→ Work to be completed:
Copy out every line exactly as given.

## START Data section

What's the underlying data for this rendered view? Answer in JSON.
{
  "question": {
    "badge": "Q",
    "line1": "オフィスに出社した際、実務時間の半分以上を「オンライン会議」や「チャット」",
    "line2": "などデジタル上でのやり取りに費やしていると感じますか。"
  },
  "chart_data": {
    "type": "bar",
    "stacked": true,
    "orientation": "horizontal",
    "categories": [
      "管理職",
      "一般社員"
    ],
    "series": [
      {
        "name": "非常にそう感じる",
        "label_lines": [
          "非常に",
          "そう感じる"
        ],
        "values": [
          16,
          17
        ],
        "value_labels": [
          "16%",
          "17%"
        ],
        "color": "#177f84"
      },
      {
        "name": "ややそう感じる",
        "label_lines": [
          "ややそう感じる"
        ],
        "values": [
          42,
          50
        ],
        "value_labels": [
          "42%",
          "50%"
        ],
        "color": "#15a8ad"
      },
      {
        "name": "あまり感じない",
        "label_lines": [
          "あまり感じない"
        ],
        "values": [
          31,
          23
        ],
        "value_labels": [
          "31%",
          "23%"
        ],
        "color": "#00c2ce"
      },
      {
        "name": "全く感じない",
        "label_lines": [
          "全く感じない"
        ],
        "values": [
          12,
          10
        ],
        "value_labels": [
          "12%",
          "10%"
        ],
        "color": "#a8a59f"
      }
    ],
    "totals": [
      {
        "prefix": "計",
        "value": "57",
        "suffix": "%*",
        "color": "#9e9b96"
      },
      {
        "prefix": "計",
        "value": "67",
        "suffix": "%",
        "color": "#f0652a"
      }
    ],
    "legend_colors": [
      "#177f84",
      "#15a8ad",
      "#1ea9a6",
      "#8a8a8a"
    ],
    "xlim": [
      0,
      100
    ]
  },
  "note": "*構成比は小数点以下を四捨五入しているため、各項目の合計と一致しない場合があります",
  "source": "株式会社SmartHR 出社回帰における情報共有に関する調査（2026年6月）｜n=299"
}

## END Data section

→ Result of this task:
What's the underlying data for this rendered view? Answer in JSON.
{
  "question": {
    "badge": "Q",
    "line1": "オフィスに出社した際、実務時間の半分以上を「オンライン会議」や「チャット」",
    "line2": "などデジタル上でのやり取りに費やしていると感じますか。"
  },
  "chart_data": {
    "type": "bar",
    "stacked": true,
    "orientation": "horizontal",
    "categories": [
      "管理職",
      "一般社員"
    ],
    "series": [
      {
        "name": "非常にそう感じる",
        "label_lines": [
          "非常に",
          "そう感じる"
        ],
        "values": [
          16,
          17
        ],
        "value_labels": [
          "16%",
          "17%"
        ],
        "color": "#177f84"
      },
      {
        "name": "ややそう感じる",
        "label_lines": [
          "ややそう感じる"
        ],
        "values": [
          42,
          50
        ],
        "value_labels": [
          "42%",
          "50%"
        ],
        "color": "#15a8ad"
      },
      {
        "name": "あまり感じない",
        "label_lines": [
          "あまり感じない"
        ],
        "values": [
          31,
          23
        ],
        "value_labels": [
          "31%",
          "23%"
        ],
        "color": "#00c2ce"
      },
      {
        "name": "全く感じない",
        "label_lines": [
          "全く感じない"
        ],
        "values": [
          12,
          10
        ],
        "value_labels": [
          "12%",
          "10%"
        ],
        "color": "#a8a59f"
      }
    ],
    "totals": [
      {
        "prefix": "計",
        "value": "57",
        "suffix": "%*",
        "color": "#9e9b96"
      },
      {
        "prefix": "計",
        "value": "67",
        "suffix": "%",
        "color": "#f0652a"
      }
    ],
    "legend_colors": [
      "#177f84",
      "#15a8ad",
      "#1ea9a6",
      "#8a8a8a"
    ],
    "xlim": [
      0,
      100
    ]
  },
  "note": "*構成比は小数点以下を四捨五入しているため、各項目の合計と一致しない場合があります",
  "source": "株式会社SmartHR 出社回帰における情報共有に関する調査（2026年6月）｜n=299"
}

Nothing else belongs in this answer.